- _AIM_: Note how many lines include the word "written", and give that number by itself.

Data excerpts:
::::::::

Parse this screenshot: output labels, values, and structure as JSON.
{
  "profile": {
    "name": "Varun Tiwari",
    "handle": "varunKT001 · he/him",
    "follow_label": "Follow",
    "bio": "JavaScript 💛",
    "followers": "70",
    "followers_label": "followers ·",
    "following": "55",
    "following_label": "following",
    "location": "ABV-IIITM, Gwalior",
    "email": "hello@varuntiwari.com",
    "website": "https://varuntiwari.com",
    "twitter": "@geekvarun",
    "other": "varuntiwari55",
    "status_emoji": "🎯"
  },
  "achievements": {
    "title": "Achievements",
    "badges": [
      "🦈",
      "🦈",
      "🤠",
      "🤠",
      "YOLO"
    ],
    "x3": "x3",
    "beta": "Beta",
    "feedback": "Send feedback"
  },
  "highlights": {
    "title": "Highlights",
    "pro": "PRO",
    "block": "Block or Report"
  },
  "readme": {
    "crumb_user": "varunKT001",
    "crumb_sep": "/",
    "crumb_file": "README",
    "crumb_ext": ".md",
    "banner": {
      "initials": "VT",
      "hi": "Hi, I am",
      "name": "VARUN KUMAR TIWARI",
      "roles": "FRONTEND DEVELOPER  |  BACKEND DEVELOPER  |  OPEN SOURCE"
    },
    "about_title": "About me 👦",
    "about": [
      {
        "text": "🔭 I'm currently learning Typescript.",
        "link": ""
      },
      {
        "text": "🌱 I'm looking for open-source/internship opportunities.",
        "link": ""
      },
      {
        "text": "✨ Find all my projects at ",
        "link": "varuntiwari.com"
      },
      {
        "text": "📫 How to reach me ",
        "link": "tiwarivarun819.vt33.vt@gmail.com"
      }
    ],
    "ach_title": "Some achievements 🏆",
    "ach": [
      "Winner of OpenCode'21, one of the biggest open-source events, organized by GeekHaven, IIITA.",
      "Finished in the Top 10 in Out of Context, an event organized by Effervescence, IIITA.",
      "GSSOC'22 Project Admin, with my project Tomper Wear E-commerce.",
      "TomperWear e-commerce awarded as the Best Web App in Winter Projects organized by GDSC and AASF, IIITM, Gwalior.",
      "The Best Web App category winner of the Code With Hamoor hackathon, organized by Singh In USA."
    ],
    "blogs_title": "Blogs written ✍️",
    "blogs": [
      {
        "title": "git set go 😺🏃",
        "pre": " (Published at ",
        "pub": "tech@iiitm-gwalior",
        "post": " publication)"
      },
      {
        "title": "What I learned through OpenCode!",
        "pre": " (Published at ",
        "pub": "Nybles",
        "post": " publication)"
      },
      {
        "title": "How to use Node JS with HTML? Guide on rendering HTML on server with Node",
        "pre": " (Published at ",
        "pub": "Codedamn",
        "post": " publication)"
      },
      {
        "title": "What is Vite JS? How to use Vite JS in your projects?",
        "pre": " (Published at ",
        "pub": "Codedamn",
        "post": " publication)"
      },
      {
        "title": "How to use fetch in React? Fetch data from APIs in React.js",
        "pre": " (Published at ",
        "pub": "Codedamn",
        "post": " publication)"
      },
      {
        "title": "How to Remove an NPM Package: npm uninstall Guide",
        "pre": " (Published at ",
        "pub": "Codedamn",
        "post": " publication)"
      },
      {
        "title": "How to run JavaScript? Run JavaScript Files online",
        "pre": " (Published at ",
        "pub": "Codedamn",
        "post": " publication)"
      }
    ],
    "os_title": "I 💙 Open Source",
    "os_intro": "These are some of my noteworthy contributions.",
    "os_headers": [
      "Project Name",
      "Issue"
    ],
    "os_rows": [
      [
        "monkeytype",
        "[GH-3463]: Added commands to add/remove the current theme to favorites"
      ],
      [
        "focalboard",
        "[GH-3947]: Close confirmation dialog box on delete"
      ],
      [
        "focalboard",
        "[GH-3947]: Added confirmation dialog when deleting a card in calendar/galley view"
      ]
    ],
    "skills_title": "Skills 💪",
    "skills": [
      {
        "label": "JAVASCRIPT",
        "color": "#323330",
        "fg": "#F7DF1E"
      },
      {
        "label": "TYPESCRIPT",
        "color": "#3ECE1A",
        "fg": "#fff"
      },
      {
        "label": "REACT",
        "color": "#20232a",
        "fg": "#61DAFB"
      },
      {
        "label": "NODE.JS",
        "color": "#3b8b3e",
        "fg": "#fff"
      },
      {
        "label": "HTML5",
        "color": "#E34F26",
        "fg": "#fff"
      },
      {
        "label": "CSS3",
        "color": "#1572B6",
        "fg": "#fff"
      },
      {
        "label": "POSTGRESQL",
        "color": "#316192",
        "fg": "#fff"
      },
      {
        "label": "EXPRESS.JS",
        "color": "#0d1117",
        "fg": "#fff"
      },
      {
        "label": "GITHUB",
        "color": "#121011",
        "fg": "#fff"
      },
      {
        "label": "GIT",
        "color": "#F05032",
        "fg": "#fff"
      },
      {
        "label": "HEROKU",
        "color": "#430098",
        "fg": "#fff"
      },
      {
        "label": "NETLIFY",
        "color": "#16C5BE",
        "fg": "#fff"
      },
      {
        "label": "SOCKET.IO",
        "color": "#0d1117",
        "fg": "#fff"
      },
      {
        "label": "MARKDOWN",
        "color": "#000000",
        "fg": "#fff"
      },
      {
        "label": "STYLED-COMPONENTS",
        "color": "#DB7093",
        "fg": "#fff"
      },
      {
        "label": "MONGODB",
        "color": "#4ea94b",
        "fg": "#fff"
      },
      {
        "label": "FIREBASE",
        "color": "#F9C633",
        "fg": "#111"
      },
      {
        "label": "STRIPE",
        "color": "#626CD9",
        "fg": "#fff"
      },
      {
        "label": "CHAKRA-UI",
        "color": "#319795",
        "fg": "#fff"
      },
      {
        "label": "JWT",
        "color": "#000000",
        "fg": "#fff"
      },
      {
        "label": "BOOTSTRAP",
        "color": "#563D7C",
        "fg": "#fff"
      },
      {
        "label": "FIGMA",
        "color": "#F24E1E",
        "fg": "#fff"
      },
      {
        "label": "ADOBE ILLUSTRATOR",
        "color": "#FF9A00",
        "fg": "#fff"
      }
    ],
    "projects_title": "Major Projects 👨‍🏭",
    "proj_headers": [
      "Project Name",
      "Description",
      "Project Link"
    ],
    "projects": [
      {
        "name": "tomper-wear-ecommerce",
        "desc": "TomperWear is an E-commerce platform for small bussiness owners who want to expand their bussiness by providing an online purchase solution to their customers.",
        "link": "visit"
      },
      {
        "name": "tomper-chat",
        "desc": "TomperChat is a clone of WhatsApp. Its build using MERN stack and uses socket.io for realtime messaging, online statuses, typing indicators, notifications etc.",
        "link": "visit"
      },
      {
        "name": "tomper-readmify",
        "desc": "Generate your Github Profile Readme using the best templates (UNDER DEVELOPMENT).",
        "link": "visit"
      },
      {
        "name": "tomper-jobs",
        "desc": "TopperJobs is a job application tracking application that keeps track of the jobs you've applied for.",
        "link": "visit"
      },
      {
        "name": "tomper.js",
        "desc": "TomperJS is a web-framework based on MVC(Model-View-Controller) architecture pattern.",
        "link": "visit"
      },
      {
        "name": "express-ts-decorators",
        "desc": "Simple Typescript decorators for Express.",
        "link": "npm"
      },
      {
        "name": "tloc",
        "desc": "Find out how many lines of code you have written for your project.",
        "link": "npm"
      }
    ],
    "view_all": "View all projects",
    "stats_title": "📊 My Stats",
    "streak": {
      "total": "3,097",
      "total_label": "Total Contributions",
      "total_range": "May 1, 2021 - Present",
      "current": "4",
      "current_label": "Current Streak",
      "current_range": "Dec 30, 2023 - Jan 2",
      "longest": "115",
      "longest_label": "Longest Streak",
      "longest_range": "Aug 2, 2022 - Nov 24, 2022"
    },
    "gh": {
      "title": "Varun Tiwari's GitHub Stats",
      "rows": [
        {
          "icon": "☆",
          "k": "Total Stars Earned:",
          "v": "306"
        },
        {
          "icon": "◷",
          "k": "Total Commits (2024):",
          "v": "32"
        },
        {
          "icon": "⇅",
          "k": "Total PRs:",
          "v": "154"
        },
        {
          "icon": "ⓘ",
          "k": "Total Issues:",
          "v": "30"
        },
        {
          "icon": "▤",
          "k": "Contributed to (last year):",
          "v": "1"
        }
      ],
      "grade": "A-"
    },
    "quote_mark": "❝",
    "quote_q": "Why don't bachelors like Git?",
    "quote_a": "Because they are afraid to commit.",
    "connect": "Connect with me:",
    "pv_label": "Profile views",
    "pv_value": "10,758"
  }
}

::::::::

- _TASK RESULT_: 2